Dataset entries
—————
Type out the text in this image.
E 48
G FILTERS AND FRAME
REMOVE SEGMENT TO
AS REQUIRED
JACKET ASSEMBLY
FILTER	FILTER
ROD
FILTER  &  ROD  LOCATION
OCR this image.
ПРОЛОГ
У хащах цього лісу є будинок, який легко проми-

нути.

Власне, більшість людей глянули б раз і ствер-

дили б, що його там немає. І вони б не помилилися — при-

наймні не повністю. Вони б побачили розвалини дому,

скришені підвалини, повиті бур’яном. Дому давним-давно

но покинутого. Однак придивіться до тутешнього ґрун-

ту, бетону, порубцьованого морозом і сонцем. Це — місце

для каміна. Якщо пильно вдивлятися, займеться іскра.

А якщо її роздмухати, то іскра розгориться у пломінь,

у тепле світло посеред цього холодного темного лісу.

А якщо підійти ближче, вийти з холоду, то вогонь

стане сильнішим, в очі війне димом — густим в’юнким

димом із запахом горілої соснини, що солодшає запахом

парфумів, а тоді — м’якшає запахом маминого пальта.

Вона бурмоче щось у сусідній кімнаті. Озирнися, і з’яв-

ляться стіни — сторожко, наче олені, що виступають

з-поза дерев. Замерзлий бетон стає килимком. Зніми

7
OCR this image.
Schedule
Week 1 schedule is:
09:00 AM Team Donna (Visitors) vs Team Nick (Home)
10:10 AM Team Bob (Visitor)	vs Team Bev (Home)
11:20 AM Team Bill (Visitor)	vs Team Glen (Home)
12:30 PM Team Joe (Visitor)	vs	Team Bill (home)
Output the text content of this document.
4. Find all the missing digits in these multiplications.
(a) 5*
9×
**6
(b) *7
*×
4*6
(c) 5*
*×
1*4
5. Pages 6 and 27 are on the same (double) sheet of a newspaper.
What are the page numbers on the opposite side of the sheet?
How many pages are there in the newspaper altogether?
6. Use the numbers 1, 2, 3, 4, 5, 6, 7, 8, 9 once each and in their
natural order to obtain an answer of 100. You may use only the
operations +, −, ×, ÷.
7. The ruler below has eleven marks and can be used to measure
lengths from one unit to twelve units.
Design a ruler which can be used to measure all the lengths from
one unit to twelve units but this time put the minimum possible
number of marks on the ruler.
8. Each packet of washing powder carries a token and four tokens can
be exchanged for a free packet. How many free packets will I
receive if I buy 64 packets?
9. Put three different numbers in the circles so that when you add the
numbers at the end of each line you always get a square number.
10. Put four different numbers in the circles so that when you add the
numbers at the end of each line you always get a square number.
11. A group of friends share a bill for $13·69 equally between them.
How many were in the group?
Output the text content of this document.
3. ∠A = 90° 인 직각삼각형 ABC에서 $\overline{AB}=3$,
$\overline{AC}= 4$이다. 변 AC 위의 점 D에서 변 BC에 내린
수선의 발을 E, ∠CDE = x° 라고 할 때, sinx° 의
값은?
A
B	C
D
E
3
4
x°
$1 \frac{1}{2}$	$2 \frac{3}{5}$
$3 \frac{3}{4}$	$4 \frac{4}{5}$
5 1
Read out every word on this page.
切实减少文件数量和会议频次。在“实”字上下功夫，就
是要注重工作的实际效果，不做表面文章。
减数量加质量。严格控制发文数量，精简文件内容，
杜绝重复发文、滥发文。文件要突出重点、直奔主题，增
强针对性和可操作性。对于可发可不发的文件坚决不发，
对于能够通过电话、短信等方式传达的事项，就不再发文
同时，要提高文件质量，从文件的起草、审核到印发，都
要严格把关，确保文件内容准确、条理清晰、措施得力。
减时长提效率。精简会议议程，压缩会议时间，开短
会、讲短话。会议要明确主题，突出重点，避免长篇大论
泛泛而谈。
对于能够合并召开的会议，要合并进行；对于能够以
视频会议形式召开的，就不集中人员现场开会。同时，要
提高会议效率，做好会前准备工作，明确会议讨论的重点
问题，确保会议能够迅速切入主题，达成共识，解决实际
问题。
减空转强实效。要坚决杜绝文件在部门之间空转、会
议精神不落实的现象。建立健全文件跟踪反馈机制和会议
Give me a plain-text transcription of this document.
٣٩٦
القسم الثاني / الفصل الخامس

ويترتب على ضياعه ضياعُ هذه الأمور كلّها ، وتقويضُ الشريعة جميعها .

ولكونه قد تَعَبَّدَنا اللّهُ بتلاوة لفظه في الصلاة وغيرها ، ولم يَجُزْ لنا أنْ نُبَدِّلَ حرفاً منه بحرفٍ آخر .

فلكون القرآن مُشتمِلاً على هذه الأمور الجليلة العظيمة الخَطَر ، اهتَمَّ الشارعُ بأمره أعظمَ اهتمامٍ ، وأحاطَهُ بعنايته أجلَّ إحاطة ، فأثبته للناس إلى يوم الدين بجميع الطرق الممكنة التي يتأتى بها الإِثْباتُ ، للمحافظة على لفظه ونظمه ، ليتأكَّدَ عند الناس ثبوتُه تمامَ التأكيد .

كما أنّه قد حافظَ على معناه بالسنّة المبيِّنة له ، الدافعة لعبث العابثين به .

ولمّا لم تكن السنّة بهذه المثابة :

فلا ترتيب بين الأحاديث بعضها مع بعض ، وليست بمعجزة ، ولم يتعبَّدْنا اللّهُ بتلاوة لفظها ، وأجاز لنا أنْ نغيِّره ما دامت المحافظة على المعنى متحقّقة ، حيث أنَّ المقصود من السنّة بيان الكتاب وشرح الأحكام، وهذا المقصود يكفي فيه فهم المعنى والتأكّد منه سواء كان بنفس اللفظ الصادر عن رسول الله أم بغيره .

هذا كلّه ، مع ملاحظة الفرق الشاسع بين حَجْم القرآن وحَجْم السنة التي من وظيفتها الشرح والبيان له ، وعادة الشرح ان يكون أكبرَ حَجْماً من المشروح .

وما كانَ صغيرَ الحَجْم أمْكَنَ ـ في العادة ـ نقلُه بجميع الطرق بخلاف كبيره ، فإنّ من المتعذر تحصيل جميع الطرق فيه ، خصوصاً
—————
*Task instructions*
Look for lines containing the string "overline" and copy them all.

*Answer to this task*
3. ∠A = 90° 인 직각삼각형 ABC에서 $\overline{AB}=3$,
$\overline{AC}= 4$이다. 변 AC 위의 점 D에서 변 BC에 내린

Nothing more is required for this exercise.